EXERCISE: Render every entry exactly as it appears.

____ DATASET EXCERPTS

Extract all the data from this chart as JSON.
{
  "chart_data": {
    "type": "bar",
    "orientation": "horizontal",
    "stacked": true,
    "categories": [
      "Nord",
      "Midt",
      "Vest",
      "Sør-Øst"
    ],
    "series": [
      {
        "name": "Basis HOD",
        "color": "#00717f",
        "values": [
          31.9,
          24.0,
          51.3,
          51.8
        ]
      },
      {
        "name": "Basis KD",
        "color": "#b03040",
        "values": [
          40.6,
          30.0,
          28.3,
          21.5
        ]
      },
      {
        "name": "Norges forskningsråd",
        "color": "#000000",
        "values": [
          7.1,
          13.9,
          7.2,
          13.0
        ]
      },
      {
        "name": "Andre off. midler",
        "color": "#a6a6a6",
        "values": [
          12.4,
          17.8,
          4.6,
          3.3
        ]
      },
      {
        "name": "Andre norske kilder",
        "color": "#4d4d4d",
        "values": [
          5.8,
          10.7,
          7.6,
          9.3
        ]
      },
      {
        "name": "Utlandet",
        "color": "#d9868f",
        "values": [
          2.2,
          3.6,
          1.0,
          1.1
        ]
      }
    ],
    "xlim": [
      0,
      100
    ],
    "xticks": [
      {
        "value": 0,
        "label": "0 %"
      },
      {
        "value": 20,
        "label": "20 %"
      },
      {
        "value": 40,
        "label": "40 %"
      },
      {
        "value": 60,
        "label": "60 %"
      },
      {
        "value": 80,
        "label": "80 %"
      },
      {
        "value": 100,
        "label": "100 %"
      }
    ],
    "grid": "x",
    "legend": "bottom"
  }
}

________

TASK SOLUTION:
Extract all the data from this chart as JSON.
{
  "chart_data": {
    "type": "bar",
    "orientation": "horizontal",
    "stacked": true,
    "categories": [
      "Nord",
      "Midt",
      "Vest",
      "Sør-Øst"
    ],
    "series": [
      {
        "name": "Basis HOD",
        "color": "#00717f",
        "values": [
          31.9,
          24.0,
          51.3,
          51.8
        ]
      },
      {
        "name": "Basis KD",
        "color": "#b03040",
        "values": [
          40.6,
          30.0,
          28.3,
          21.5
        ]
      },
      {
        "name": "Norges forskningsråd",
        "color": "#000000",
        "values": [
          7.1,
          13.9,
          7.2,
          13.0
        ]
      },
      {
        "name": "Andre off. midler",
        "color": "#a6a6a6",
        "values": [
          12.4,
          17.8,
          4.6,
          3.3
        ]
      },
      {
        "name": "Andre norske kilder",
        "color": "#4d4d4d",
        "values": [
          5.8,
          10.7,
          7.6,
          9.3
        ]
      },
      {
        "name": "Utlandet",
        "color": "#d9868f",
        "values": [
          2.2,
          3.6,
          1.0,
          1.1
        ]
      }
    ],
    "xlim": [
      0,
      100
    ],
    "xticks": [
      {
        "value": 0,
        "label": "0 %"
      },
      {
        "value": 20,
        "label": "20 %"
      },
      {
        "value": 40,
        "label": "40 %"
      },
      {
        "value": 60,
        "label": "60 %"
      },
      {
        "value": 80,
        "label": "80 %"
      },
      {
        "value": 100,
        "label": "100 %"
      }
    ],
    "grid": "x",
    "legend": "bottom"
  }
}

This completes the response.